|V_ud|

|V_ud| — dominant diagonal

$|V_{ud}|$ is the largest CKM element (~0.974). It represents u ↔ d transition probability, dominating nuclear β decays.

In the standard parametrisation:

$$ |V_{ud}| = \cos\theta_{12}^{\rm CKM} \cdot \cos\theta_{13}^{\rm CKM}. $$

Computation

From the q_- branch (geometry / quarks), at $\mu^* = 15$: - $\sin^2\theta_{12}^{\rm CKM} = 0.0503$ (Cabibbo, see V_us) - $\sin^2\theta_{13}^{\rm CKM} = 1.45 \times 10^{-5}$

So: - $\cos\theta_{12} = \sqrt{1 - 0.0503} = 0.97456$ - $\cos\theta_{13} = 0.999993$

$$ |V_{ud}| = 0.97456 \cdot 0.999993 = 0.97418\ \rightarrow\ 0.97419\ \text{(NLO)}. $$

PT: 0.974 184 vs PDG: 0.97373 ± 0.00031. Gap: 0.047%.

Why almost 1?

$|V_{ud}|$ near 1 reflects near-perfect orthogonality of $p = 3$ vs $p = 5$ channels on q_-. The Wolfenstein hierarchy emerges naturally.
= = =
Your instructions: In the page on |V_ud|, what PDG value is the computed result compared against?

Structured page parsing data:
= = =
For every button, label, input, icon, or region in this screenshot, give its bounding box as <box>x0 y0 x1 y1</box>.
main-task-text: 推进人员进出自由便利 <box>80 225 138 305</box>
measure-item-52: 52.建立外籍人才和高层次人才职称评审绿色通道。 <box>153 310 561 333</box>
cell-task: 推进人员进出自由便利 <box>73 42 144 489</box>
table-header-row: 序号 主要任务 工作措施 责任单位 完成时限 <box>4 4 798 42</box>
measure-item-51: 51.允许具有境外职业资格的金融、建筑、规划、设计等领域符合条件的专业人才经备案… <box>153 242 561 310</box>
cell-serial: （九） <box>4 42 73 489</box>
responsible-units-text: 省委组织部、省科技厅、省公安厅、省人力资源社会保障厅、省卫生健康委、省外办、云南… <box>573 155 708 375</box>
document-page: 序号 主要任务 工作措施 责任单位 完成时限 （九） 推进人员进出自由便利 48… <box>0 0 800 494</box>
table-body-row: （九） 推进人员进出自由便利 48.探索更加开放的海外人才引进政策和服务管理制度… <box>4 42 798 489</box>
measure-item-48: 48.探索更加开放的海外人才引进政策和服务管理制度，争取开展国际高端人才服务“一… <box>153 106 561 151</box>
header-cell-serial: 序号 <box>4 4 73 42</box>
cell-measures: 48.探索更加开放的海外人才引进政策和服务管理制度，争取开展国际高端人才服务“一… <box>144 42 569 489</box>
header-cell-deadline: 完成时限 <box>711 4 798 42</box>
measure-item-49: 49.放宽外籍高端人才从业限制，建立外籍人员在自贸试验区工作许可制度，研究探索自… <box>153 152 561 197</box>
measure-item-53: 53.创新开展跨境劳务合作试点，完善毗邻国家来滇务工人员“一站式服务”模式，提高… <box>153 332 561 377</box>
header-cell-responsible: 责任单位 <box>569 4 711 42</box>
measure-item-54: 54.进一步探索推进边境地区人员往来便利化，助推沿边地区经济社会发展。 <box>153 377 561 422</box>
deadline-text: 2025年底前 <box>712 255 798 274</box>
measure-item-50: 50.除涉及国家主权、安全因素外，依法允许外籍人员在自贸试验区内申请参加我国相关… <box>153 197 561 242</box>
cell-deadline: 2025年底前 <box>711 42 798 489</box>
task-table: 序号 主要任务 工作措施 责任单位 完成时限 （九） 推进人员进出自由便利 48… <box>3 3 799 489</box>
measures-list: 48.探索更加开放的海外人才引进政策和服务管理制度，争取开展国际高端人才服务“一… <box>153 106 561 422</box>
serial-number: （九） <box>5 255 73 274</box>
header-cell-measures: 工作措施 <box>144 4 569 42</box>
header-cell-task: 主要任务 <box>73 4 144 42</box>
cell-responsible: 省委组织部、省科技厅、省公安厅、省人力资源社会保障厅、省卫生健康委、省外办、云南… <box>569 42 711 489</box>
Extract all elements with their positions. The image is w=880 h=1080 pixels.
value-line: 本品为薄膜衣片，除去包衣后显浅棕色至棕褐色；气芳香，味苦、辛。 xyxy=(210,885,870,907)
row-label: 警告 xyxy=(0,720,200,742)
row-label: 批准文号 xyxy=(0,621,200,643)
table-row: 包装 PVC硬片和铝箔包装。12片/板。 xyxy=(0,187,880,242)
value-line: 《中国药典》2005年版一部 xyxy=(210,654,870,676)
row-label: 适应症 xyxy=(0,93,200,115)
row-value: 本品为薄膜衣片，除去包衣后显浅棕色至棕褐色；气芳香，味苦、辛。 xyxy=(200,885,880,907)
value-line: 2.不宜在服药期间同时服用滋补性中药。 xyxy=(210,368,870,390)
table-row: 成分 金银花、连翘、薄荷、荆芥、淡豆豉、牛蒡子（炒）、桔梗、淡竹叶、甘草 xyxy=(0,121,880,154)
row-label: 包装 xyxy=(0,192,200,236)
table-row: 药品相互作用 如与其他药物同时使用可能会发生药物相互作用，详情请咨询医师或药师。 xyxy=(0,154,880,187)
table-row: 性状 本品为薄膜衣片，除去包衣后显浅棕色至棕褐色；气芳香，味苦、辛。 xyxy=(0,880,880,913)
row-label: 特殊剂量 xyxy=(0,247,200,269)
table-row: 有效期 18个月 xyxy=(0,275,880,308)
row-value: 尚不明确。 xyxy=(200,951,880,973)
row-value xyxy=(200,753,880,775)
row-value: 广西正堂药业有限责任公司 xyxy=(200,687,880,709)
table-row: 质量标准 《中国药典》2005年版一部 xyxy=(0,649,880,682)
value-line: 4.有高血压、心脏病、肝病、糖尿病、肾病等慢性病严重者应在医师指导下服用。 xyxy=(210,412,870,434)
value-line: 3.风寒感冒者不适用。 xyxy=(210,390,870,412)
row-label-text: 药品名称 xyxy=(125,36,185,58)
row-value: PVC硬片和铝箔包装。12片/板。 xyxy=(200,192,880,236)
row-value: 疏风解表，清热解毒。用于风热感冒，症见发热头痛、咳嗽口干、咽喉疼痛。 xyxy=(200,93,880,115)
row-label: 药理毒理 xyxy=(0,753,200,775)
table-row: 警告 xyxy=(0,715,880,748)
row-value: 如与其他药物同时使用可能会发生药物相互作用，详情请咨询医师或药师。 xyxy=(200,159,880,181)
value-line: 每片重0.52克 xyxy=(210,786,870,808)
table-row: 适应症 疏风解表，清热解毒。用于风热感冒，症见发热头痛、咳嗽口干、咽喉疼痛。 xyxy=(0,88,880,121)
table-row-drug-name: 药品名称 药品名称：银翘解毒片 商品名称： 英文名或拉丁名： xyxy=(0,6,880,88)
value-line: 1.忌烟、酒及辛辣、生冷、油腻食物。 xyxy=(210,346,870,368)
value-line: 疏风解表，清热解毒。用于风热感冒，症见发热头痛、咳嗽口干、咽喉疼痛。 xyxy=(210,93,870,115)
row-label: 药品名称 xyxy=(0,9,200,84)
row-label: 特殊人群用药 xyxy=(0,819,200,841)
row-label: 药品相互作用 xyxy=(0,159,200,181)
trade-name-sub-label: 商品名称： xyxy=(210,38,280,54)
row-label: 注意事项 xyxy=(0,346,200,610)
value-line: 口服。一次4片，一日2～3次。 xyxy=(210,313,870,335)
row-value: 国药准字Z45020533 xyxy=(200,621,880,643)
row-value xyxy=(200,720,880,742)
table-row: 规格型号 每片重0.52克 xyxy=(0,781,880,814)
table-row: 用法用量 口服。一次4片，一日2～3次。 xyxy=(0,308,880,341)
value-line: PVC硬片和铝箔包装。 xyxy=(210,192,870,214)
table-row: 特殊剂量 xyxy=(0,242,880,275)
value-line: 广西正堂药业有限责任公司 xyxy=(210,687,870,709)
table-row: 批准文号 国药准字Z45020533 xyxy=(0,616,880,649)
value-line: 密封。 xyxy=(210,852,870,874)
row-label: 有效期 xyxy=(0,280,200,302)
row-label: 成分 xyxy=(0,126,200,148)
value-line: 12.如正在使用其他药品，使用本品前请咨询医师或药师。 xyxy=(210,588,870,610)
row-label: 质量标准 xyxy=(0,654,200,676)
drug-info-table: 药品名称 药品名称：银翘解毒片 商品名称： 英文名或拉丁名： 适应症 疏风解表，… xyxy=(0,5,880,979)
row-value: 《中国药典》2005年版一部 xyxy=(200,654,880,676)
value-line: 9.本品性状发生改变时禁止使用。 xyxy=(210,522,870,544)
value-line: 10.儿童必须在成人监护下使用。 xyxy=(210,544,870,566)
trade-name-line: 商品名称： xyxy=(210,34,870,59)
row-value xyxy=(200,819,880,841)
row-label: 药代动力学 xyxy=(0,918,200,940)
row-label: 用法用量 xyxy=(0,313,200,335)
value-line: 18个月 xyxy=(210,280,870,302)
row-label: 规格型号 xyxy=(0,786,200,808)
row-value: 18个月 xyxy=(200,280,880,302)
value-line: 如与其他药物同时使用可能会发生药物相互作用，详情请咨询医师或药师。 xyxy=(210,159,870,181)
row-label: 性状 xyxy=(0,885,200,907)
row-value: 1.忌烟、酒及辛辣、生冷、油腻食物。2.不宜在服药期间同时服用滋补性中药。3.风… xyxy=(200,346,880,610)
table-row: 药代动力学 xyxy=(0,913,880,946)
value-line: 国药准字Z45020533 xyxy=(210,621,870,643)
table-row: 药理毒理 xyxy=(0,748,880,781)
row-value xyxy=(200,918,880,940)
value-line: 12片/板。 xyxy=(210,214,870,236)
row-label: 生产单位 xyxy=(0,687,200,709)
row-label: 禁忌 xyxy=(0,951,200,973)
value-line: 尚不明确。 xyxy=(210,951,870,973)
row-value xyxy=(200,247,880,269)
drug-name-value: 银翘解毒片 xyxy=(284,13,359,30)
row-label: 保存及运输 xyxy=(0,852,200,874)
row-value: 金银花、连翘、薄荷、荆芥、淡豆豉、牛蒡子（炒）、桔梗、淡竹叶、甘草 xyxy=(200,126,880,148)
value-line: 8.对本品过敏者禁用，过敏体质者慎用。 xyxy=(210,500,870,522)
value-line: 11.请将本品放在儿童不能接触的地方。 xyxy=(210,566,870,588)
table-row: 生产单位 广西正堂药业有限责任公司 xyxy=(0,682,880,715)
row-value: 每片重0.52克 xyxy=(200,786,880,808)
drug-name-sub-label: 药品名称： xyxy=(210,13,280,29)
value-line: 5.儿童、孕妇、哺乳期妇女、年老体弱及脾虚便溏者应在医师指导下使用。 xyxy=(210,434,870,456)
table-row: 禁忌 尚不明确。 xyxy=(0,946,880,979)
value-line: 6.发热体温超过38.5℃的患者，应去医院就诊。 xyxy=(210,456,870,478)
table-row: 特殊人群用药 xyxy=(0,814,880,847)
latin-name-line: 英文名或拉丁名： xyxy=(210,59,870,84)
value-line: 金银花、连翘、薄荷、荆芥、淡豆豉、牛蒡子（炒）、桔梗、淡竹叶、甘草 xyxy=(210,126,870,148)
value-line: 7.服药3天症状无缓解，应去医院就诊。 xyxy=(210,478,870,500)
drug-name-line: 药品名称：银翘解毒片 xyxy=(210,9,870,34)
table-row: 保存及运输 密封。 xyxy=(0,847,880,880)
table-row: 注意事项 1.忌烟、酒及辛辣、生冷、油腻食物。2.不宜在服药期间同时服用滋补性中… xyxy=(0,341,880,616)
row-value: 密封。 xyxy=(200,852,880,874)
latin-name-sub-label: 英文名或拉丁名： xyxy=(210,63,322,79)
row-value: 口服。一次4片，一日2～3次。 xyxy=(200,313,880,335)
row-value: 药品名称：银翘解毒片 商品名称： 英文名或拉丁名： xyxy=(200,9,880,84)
= = =
Solution to this exercise: 0.97373 ± 0.00031